Reply with one number: the count of lines in the listing that contain the string "text".

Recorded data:
————————
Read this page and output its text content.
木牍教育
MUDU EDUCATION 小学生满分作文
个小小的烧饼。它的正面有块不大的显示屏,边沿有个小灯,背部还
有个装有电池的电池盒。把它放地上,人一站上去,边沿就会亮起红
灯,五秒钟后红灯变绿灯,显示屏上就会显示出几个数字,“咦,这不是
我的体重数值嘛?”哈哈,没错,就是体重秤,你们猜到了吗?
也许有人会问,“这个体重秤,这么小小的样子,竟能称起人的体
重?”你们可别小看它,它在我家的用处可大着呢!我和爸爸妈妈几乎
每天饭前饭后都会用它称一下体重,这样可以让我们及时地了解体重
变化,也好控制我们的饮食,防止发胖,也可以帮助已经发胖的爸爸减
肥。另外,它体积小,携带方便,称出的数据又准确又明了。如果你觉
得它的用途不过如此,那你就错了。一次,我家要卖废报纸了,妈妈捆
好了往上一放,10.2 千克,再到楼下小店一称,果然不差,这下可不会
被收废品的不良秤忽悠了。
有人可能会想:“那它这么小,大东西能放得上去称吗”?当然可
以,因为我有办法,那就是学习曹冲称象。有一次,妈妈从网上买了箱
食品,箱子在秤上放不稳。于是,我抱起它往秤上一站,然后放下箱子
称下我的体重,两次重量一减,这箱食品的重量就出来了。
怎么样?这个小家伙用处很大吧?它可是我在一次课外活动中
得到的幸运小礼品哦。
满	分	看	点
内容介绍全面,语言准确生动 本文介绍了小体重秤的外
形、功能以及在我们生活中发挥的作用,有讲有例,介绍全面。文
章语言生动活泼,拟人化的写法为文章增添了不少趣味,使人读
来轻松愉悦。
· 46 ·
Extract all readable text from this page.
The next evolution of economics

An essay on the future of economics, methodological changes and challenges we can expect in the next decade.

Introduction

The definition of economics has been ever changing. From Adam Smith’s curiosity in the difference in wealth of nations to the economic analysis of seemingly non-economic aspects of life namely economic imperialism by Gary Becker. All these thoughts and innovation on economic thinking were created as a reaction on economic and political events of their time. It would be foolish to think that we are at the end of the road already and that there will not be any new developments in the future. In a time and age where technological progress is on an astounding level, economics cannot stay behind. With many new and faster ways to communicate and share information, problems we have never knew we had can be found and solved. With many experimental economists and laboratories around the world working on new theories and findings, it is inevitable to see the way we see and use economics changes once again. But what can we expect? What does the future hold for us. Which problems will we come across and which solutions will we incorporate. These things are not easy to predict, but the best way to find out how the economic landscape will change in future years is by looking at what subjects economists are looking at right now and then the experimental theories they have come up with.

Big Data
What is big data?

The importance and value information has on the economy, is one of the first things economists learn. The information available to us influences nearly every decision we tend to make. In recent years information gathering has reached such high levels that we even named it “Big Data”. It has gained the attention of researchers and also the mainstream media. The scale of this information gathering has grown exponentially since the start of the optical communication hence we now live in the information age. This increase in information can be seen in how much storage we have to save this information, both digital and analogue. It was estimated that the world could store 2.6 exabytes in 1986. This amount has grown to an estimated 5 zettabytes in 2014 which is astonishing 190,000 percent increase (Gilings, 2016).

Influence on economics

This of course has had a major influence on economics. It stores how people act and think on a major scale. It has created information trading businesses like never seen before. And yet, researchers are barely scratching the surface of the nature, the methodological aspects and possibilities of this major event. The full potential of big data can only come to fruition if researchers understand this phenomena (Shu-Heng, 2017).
————————
* _SOLUTION BELOW_
2